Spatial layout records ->
-- START --

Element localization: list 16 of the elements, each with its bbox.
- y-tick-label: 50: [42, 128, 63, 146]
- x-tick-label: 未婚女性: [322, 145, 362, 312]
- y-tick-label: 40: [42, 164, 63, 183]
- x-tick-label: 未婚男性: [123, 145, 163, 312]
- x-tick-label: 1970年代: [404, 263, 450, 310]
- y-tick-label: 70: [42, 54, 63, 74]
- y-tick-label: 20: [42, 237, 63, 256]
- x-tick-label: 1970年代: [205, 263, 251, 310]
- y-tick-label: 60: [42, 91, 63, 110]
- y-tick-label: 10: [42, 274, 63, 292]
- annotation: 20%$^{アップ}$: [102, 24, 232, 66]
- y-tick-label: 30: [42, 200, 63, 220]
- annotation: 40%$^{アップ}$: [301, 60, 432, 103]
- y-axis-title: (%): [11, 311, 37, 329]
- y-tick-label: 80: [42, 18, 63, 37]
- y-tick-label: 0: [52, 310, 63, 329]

-- END --

Given exercise -> Copy the records above character for character, keeping every line in its original order.

Exercise result ->
Element localization: list 16 of the elements, each with its bbox.
- y-tick-label: 50: [42, 128, 63, 146]
- x-tick-label: 未婚女性: [322, 145, 362, 312]
- y-tick-label: 40: [42, 164, 63, 183]
- x-tick-label: 未婚男性: [123, 145, 163, 312]
- x-tick-label: 1970年代: [404, 263, 450, 310]
- y-tick-label: 70: [42, 54, 63, 74]
- y-tick-label: 20: [42, 237, 63, 256]
- x-tick-label: 1970年代: [205, 263, 251, 310]
- y-tick-label: 60: [42, 91, 63, 110]
- y-tick-label: 10: [42, 274, 63, 292]
- annotation: 20%$^{アップ}$: [102, 24, 232, 66]
- y-tick-label: 30: [42, 200, 63, 220]
- annotation: 40%$^{アップ}$: [301, 60, 432, 103]
- y-axis-title: (%): [11, 311, 37, 329]
- y-tick-label: 80: [42, 18, 63, 37]
- y-tick-label: 0: [52, 310, 63, 329]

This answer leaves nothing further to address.